GIVEN EXERCISE :: Each entry below must be repeated word for word.

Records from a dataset
------------------------------------------------------------

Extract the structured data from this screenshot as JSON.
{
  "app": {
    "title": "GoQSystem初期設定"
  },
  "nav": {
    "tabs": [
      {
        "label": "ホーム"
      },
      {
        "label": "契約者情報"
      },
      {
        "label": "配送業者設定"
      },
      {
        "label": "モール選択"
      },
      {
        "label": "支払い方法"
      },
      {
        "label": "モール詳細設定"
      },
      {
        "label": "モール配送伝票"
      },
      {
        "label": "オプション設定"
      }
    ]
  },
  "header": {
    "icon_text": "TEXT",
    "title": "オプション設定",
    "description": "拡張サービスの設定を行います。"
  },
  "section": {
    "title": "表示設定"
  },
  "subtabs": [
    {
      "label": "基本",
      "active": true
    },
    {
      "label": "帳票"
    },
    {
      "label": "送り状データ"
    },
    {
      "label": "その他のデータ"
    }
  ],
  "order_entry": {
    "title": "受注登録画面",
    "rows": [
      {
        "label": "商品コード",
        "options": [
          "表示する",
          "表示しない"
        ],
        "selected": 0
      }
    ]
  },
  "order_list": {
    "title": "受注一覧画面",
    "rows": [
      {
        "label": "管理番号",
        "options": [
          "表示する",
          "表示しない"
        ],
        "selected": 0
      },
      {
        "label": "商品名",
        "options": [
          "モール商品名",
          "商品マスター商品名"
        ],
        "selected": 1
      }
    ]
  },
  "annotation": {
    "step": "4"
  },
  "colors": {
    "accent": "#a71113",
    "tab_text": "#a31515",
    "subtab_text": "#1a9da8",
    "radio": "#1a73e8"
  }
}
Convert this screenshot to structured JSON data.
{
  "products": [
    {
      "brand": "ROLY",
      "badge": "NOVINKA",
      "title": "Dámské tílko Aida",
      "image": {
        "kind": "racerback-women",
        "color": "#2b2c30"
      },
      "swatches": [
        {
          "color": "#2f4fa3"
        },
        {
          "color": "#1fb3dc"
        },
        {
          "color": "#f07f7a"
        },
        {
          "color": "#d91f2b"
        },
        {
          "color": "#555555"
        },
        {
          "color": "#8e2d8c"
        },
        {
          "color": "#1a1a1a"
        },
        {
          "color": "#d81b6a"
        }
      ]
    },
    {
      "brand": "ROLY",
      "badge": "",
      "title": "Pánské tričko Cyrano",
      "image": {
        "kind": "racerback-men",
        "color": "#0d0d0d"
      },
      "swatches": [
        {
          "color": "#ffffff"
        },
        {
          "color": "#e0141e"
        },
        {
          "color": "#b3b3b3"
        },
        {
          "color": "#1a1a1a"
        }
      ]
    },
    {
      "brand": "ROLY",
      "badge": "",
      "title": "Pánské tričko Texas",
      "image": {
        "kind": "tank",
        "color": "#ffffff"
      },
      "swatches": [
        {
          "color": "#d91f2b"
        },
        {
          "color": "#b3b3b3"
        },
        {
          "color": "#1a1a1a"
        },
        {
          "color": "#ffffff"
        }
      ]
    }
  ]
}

------------------------------------------------------------

CORRECT ANSWER ::
Extract the structured data from this screenshot as JSON.
{
  "app": {
    "title": "GoQSystem初期設定"
  },
  "nav": {
    "tabs": [
      {
        "label": "ホーム"
      },
      {
        "label": "契約者情報"
      },
      {
        "label": "配送業者設定"
      },
      {
        "label": "モール選択"
      },
      {
        "label": "支払い方法"
      },
      {
        "label": "モール詳細設定"
      },
      {
        "label": "モール配送伝票"
      },
      {
        "label": "オプション設定"
      }
    ]
  },
  "header": {
    "icon_text": "TEXT",
    "title": "オプション設定",
    "description": "拡張サービスの設定を行います。"
  },
  "section": {
    "title": "表示設定"
  },
  "subtabs": [
    {
      "label": "基本",
      "active": true
    },
    {
      "label": "帳票"
    },
    {
      "label": "送り状データ"
    },
    {
      "label": "その他のデータ"
    }
  ],
  "order_entry": {
    "title": "受注登録画面",
    "rows": [
      {
        "label": "商品コード",
        "options": [
          "表示する",
          "表示しない"
        ],
        "selected": 0
      }
    ]
  },
  "order_list": {
    "title": "受注一覧画面",
    "rows": [
      {
        "label": "管理番号",
        "options": [
          "表示する",
          "表示しない"
        ],
        "selected": 0
      },
      {
        "label": "商品名",
        "options": [
          "モール商品名",
          "商品マスター商品名"
        ],
        "selected": 1
      }
    ]
  },
  "annotation": {
    "step": "4"
  },
  "colors": {
    "accent": "#a71113",
    "tab_text": "#a31515",
    "subtab_text": "#1a9da8",
    "radio": "#1a73e8"
  }
}
Convert this screenshot to structured JSON data.
{
  "products": [
    {
      "brand": "ROLY",
      "badge": "NOVINKA",
      "title": "Dámské tílko Aida",
      "image": {
        "kind": "racerback-women",
        "color": "#2b2c30"
      },
      "swatches": [
        {
          "color": "#2f4fa3"
        },
        {
          "color": "#1fb3dc"
        },
        {
          "color": "#f07f7a"
        },
        {
          "color": "#d91f2b"
        },
        {
          "color": "#555555"
        },
        {
          "color": "#8e2d8c"
        },
        {
          "color": "#1a1a1a"
        },
        {
          "color": "#d81b6a"
        }
      ]
    },
    {
      "brand": "ROLY",
      "badge": "",
      "title": "Pánské tričko Cyrano",
      "image": {
        "kind": "racerback-men",
        "color": "#0d0d0d"
      },
      "swatches": [
        {
          "color": "#ffffff"
        },
        {
          "color": "#e0141e"
        },
        {
          "color": "#b3b3b3"
        },
        {
          "color": "#1a1a1a"
        }
      ]
    },
    {
      "brand": "ROLY",
      "badge": "",
      "title": "Pánské tričko Texas",
      "image": {
        "kind": "tank",
        "color": "#ffffff"
      },
      "swatches": [
        {
          "color": "#d91f2b"
        },
        {
          "color": "#b3b3b3"
        },
        {
          "color": "#1a1a1a"
        },
        {
          "color": "#ffffff"
        }
      ]
    }
  ]
}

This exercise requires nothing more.